** START OF Input rows **

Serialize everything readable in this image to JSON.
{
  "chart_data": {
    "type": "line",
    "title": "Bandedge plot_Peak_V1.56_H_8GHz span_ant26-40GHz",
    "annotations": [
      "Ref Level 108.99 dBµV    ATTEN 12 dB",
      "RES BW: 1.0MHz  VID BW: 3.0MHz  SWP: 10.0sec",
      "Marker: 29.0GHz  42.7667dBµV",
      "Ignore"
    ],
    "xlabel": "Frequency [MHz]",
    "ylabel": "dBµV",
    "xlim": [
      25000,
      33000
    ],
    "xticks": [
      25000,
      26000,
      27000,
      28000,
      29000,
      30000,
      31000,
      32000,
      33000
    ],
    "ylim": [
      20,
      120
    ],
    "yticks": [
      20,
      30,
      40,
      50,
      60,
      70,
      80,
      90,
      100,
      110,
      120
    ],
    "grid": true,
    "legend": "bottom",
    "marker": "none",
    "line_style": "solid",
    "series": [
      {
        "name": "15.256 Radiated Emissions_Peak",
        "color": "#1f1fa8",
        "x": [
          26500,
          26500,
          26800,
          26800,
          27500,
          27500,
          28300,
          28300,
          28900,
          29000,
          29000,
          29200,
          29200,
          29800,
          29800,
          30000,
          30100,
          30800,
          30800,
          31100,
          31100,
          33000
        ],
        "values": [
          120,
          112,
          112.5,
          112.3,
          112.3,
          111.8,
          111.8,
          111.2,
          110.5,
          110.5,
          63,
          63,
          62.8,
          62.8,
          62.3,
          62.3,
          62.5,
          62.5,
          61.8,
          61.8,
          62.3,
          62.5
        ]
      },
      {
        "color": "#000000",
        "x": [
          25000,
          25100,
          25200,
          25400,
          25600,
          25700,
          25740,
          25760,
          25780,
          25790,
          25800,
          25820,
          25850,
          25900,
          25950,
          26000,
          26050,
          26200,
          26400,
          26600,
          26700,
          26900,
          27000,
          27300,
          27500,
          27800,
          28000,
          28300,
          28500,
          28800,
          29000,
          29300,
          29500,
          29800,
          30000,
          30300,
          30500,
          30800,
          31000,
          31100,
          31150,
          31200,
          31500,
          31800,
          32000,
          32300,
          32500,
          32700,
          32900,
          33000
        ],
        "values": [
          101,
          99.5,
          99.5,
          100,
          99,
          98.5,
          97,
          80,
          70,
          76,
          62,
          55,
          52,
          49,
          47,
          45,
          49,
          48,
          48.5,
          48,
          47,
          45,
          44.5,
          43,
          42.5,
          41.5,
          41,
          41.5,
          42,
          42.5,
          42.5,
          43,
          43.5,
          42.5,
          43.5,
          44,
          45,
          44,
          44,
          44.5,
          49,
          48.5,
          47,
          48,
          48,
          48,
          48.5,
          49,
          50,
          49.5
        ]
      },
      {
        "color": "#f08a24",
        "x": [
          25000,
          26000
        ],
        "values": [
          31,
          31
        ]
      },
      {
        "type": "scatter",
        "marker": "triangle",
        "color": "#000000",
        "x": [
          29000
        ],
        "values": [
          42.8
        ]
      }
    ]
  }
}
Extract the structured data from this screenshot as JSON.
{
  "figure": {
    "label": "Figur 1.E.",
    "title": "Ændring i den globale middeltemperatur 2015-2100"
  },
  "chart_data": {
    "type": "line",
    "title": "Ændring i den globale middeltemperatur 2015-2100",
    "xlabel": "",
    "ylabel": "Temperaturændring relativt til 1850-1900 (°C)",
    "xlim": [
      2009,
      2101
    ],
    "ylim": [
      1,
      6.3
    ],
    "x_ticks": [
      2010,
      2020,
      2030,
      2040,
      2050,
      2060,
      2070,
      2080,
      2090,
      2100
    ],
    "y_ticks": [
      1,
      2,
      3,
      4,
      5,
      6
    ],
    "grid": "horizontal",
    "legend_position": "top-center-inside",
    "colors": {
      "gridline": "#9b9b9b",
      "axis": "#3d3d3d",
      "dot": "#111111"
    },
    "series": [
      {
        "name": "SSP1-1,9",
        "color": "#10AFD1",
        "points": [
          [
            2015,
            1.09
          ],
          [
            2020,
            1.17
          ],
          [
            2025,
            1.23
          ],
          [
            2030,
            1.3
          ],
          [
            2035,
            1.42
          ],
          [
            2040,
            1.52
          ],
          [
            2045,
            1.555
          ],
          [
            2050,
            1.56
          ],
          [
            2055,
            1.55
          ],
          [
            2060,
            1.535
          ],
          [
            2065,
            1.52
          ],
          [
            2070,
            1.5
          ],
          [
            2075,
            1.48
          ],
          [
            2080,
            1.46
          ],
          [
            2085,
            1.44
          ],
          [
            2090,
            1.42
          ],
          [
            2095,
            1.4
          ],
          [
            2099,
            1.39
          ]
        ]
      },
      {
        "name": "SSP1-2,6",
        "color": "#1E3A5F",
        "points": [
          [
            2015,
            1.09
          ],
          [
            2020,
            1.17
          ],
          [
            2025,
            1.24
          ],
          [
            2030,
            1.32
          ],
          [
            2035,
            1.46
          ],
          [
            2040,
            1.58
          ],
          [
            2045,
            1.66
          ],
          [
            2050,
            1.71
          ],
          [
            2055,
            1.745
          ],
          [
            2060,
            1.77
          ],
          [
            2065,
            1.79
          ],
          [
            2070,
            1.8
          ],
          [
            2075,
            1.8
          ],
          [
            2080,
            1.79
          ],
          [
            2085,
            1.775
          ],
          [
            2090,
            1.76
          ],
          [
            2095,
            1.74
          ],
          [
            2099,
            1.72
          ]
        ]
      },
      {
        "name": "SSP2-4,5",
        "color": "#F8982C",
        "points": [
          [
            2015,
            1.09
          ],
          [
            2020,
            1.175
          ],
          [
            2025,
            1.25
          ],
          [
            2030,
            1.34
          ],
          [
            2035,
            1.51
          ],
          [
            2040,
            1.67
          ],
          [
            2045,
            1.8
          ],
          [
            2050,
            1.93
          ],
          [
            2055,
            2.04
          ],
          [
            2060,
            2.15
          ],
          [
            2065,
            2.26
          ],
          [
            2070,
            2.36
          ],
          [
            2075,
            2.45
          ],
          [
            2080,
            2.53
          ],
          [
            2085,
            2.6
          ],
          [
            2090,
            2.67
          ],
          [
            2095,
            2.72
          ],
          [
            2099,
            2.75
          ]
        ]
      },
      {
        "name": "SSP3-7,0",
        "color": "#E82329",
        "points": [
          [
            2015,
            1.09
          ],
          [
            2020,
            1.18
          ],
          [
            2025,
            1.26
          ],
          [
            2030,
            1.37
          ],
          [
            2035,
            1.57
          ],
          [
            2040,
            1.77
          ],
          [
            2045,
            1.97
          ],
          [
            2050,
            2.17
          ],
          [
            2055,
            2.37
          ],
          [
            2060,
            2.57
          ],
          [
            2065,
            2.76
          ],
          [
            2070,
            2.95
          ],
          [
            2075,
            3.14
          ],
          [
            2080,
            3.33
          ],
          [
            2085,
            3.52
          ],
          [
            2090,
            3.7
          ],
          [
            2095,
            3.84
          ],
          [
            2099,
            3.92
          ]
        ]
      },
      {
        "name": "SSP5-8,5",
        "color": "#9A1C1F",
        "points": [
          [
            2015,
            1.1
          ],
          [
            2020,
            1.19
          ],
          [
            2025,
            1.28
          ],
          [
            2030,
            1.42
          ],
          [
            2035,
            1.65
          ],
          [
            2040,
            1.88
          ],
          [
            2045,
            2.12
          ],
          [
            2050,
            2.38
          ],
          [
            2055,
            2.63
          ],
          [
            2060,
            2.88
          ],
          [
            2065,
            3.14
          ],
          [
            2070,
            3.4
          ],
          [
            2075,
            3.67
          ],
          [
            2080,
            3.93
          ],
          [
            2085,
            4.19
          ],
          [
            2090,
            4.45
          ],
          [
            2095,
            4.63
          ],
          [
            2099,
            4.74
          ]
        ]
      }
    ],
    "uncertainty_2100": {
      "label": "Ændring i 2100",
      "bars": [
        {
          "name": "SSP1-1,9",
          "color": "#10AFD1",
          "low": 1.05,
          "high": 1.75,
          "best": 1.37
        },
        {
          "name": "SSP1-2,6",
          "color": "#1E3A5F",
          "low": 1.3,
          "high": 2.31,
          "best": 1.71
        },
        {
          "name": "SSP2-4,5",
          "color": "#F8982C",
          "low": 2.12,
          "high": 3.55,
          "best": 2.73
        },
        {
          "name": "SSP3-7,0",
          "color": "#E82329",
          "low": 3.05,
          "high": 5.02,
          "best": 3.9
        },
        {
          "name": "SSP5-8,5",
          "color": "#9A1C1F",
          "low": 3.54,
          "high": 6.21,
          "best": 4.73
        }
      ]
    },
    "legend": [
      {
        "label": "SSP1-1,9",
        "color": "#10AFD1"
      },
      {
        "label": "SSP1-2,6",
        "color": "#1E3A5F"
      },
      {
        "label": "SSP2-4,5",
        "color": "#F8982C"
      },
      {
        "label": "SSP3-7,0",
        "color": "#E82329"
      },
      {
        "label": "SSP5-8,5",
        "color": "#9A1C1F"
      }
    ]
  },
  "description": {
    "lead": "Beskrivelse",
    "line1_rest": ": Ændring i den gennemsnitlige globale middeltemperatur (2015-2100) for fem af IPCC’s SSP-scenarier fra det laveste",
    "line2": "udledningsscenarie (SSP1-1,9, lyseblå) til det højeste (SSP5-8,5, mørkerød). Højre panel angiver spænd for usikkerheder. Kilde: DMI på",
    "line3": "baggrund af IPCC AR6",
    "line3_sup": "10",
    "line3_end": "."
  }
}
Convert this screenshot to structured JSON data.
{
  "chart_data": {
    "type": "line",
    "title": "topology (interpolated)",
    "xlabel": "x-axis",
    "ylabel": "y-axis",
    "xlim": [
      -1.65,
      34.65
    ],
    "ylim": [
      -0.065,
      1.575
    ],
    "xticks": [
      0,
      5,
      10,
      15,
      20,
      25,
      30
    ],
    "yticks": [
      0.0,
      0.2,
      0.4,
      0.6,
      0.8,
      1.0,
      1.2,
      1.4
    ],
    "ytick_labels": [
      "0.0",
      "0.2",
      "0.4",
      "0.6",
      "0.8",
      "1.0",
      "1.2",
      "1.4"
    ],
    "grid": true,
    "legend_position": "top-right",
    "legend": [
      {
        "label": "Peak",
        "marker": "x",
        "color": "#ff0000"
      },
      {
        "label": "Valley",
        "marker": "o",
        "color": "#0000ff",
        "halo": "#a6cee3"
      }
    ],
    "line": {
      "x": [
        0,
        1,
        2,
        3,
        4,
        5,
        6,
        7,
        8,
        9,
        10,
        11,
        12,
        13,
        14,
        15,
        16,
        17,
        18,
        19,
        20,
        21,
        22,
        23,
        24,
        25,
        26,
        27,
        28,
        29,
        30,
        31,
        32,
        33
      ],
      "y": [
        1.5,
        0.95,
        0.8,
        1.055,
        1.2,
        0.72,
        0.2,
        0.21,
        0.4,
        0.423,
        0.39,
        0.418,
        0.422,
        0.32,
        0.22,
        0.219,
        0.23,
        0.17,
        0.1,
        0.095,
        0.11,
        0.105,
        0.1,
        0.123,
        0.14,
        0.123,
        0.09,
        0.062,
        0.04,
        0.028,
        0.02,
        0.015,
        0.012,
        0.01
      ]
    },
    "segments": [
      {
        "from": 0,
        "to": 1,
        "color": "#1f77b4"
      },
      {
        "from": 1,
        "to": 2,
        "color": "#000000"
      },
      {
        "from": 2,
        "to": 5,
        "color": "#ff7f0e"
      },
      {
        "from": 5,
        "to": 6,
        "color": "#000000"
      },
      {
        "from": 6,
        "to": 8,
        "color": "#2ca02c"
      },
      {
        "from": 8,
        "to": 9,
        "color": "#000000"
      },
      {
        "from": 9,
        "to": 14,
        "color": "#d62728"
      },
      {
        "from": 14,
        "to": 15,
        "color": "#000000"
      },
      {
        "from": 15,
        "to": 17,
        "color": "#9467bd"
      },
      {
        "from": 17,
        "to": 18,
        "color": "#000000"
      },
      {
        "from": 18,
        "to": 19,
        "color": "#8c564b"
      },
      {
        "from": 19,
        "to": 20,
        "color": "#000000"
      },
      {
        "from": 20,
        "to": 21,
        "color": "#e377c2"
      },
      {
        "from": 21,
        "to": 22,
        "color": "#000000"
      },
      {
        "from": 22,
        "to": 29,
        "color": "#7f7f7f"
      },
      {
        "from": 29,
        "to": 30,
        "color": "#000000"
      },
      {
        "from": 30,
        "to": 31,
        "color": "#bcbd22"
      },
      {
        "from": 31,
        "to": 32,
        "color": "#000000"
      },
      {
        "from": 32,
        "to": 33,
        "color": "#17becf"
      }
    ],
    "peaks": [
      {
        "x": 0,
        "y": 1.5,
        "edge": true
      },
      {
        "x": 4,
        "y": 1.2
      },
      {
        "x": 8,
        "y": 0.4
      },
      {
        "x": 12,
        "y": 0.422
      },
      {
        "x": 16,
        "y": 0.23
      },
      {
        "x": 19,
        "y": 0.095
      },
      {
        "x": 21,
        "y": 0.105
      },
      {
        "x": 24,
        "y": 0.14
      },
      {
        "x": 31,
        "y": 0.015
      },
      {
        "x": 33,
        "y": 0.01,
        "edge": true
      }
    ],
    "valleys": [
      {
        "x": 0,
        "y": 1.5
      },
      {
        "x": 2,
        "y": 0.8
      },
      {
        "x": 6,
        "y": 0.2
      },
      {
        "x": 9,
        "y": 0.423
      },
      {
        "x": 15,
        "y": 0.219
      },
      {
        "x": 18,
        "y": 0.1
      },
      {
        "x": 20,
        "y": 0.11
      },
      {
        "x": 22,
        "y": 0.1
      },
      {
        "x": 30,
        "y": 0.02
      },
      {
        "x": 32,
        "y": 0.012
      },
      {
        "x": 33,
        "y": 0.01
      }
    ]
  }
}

** END OF Input rows **

*Task requirements*.
Report how many lines in the listing include the word "axis". Give nothing but the count.

*Exercise answer*.
3